#### [Given instruction]
Transcribe the listing below word for word.

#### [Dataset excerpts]
|---|
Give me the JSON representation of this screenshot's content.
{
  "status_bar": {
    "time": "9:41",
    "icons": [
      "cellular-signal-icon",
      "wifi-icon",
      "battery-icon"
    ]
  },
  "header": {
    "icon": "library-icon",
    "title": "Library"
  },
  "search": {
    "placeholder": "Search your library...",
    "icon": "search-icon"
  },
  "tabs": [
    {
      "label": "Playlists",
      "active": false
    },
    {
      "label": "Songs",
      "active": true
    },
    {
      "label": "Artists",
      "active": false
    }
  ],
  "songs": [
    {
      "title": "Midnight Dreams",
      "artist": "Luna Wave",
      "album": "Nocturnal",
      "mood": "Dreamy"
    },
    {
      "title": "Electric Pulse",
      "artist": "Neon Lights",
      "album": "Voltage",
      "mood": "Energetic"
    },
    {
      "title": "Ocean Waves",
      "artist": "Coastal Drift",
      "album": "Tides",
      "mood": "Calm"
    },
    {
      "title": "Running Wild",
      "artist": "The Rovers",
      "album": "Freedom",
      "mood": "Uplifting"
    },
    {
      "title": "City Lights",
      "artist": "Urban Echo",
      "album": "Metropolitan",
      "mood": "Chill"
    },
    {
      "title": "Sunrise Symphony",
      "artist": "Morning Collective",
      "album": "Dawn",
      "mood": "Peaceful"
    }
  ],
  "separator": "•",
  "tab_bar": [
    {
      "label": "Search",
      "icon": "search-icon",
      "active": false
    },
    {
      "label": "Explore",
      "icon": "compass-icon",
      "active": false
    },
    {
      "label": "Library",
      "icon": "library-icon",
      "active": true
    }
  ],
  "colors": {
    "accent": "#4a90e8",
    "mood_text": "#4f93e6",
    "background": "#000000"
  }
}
|---|
#### [Exercise result]
Give me the JSON representation of this screenshot's content.
{
  "status_bar": {
    "time": "9:41",
    "icons": [
      "cellular-signal-icon",
      "wifi-icon",
      "battery-icon"
    ]
  },
  "header": {
    "icon": "library-icon",
    "title": "Library"
  },
  "search": {
    "placeholder": "Search your library...",
    "icon": "search-icon"
  },
  "tabs": [
    {
      "label": "Playlists",
      "active": false
    },
    {
      "label": "Songs",
      "active": true
    },
    {
      "label": "Artists",
      "active": false
    }
  ],
  "songs": [
    {
      "title": "Midnight Dreams",
      "artist": "Luna Wave",
      "album": "Nocturnal",
      "mood": "Dreamy"
    },
    {
      "title": "Electric Pulse",
      "artist": "Neon Lights",
      "album": "Voltage",
      "mood": "Energetic"
    },
    {
      "title": "Ocean Waves",
      "artist": "Coastal Drift",
      "album": "Tides",
      "mood": "Calm"
    },
    {
      "title": "Running Wild",
      "artist": "The Rovers",
      "album": "Freedom",
      "mood": "Uplifting"
    },
    {
      "title": "City Lights",
      "artist": "Urban Echo",
      "album": "Metropolitan",
      "mood": "Chill"
    },
    {
      "title": "Sunrise Symphony",
      "artist": "Morning Collective",
      "album": "Dawn",
      "mood": "Peaceful"
    }
  ],
  "separator": "•",
  "tab_bar": [
    {
      "label": "Search",
      "icon": "search-icon",
      "active": false
    },
    {
      "label": "Explore",
      "icon": "compass-icon",
      "active": false
    },
    {
      "label": "Library",
      "icon": "library-icon",
      "active": true
    }
  ],
  "colors": {
    "accent": "#4a90e8",
    "mood_text": "#4f93e6",
    "background": "#000000"
  }
}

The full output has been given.